**INPUT:**
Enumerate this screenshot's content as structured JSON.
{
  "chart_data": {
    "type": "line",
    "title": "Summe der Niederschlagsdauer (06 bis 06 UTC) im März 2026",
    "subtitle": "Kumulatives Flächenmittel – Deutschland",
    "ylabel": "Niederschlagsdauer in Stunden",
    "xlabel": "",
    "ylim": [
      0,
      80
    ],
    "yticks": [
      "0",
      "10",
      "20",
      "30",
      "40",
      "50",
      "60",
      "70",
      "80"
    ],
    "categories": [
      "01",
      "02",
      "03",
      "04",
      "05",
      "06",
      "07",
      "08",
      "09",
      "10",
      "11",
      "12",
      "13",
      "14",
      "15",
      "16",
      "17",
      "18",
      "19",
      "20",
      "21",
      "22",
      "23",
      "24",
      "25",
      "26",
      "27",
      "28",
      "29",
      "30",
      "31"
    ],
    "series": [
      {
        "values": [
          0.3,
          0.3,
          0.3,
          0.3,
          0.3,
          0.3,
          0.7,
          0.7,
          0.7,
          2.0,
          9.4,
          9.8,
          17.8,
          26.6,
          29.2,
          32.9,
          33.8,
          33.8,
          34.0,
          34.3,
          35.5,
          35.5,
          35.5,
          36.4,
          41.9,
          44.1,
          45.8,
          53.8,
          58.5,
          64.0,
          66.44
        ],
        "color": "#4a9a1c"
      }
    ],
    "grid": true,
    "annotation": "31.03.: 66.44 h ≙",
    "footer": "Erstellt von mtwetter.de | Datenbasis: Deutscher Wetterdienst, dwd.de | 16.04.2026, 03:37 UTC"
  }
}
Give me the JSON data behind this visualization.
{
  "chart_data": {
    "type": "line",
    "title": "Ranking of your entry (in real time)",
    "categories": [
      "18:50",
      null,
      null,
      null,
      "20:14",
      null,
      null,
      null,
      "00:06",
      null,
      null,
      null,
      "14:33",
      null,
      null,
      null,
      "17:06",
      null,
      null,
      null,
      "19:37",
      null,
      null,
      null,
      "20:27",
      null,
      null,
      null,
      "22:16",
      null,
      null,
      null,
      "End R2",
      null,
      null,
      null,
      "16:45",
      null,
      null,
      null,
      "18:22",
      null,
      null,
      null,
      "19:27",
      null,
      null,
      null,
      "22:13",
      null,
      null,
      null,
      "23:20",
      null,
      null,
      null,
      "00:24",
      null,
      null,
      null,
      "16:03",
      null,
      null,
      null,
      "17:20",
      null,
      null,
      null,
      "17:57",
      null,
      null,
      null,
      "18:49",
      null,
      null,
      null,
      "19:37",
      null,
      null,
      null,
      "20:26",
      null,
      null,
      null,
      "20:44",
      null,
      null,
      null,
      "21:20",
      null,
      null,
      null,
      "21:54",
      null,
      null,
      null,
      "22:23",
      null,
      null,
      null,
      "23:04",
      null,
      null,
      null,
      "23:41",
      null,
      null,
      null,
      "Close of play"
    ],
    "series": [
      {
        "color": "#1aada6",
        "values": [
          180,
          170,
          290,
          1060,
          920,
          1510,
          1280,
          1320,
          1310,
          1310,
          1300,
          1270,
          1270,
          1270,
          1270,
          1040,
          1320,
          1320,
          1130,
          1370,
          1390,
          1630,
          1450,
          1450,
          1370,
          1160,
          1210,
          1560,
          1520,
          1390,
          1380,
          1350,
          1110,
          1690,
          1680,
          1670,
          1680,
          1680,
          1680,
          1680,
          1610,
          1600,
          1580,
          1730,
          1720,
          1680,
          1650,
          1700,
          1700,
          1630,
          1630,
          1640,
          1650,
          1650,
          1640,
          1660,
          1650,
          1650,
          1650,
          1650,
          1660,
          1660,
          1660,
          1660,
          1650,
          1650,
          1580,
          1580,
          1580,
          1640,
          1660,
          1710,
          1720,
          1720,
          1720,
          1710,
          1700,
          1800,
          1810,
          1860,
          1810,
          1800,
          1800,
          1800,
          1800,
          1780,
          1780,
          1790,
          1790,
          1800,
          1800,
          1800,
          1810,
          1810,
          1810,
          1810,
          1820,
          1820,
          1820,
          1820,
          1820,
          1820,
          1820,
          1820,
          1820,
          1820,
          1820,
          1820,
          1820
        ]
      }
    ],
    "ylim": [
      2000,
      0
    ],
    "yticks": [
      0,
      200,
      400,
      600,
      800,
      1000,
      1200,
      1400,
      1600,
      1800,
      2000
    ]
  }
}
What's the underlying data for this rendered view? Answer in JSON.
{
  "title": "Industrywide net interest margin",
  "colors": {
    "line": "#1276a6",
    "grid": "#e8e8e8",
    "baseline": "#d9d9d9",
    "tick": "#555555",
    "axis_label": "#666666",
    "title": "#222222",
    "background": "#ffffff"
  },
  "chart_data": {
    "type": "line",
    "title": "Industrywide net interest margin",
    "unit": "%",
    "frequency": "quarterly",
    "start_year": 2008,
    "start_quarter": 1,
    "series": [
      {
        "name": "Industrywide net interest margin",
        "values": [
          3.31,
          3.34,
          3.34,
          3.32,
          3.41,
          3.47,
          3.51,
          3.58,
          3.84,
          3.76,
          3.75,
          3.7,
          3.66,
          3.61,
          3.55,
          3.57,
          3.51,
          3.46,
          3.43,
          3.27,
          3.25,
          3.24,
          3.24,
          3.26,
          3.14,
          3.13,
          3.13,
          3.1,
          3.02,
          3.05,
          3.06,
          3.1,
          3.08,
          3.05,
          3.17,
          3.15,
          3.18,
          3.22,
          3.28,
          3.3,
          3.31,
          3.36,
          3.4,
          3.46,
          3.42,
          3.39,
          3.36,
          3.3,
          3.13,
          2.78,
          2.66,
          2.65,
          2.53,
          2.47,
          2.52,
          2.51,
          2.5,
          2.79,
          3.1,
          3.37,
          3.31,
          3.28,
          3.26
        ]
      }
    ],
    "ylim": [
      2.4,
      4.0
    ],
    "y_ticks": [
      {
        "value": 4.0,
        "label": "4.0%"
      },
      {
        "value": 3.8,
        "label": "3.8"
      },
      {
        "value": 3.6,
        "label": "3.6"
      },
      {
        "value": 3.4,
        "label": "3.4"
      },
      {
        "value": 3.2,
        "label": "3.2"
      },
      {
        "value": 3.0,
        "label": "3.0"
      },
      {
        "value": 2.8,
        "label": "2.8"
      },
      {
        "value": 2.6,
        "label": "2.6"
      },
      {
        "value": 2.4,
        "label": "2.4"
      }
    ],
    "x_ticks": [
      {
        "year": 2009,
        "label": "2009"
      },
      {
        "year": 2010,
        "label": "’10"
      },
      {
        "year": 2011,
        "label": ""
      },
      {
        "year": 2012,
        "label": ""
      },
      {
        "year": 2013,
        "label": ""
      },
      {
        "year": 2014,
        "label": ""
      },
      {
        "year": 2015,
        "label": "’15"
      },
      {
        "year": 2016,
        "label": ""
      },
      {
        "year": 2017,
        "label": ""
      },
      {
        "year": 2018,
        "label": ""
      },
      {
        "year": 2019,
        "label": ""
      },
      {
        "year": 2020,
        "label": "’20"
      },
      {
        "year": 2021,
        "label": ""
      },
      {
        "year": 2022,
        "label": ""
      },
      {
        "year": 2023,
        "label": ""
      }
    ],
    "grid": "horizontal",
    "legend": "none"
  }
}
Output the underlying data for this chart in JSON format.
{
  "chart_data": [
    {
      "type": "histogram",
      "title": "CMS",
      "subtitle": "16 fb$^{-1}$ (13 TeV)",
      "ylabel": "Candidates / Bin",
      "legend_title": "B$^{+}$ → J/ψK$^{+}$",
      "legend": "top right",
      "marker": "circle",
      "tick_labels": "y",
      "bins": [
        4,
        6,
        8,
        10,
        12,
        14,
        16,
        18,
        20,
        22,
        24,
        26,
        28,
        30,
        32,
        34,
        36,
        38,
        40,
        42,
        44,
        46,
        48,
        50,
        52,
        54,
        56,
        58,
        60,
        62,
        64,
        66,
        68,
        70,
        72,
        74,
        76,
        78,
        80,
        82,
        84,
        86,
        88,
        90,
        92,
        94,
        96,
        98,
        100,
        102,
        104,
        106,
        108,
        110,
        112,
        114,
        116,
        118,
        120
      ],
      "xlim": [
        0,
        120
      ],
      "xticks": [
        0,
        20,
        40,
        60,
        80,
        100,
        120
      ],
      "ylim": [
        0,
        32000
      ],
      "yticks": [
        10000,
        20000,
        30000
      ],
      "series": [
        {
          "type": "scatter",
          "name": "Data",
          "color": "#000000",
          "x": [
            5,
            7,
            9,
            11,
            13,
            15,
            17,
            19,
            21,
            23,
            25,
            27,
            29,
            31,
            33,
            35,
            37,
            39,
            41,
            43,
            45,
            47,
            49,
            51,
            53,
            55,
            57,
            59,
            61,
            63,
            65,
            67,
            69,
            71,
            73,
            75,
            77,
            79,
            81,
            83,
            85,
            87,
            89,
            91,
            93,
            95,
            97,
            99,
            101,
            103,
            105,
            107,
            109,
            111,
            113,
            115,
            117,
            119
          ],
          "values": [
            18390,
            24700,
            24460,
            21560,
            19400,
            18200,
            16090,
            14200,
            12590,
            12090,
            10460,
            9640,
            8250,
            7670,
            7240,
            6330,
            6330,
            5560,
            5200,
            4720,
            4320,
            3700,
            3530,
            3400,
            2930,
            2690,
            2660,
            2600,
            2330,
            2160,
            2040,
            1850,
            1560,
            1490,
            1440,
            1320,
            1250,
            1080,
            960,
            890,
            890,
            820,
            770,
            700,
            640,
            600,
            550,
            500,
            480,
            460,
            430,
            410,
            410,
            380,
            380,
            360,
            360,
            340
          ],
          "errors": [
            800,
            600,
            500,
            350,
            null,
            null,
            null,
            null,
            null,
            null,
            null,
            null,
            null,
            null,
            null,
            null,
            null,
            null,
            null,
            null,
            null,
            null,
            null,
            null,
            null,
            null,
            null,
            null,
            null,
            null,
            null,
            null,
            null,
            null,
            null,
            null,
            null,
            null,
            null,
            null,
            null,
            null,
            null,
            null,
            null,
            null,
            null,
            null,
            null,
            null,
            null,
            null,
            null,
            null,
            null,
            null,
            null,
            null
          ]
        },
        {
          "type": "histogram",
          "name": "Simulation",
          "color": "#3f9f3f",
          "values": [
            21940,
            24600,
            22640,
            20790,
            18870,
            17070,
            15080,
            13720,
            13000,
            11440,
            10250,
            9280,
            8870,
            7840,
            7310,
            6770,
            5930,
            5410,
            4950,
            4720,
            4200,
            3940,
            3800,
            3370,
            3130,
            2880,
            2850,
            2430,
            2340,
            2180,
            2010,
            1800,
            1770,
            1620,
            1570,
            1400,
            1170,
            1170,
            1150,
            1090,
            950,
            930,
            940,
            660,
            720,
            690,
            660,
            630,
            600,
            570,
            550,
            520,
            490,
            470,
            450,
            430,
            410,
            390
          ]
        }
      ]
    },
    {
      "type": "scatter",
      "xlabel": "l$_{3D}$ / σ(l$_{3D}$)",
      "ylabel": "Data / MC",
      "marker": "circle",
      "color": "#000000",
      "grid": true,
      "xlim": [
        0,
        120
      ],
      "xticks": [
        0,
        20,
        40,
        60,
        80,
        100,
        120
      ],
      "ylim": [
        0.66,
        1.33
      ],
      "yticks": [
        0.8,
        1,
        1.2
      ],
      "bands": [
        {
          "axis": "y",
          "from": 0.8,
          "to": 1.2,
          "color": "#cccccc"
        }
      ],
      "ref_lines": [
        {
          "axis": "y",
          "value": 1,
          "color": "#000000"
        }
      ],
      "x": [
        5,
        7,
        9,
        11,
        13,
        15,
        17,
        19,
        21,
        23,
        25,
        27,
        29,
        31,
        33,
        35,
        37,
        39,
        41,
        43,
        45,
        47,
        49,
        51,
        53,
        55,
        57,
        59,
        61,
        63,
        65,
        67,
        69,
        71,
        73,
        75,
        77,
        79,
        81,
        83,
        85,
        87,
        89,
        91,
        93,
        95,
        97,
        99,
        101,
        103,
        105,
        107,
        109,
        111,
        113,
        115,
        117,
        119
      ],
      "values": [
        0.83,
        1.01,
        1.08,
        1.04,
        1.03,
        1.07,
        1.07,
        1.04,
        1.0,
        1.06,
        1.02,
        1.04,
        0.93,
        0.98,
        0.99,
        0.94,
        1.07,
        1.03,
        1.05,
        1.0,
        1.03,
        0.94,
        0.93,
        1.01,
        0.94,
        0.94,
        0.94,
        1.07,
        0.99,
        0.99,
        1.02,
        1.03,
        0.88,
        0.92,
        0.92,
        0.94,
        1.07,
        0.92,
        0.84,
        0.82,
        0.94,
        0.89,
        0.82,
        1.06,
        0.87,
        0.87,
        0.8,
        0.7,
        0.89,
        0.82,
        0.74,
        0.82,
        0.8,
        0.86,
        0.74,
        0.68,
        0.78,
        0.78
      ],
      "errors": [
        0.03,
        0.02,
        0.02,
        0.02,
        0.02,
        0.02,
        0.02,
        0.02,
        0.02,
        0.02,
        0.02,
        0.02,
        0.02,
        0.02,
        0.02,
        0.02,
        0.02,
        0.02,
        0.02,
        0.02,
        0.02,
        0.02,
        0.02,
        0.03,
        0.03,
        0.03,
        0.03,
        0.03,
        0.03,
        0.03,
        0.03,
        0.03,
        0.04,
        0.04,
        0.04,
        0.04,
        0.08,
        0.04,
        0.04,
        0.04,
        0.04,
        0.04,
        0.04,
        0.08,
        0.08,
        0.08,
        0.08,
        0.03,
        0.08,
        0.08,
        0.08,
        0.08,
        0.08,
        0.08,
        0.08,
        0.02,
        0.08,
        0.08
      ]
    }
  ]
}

**YOUR OBJECTIVE:** Find how many lines in the material hold the word "margin" and state that number alone.

**RESPONSE TO THIS TASK:** 3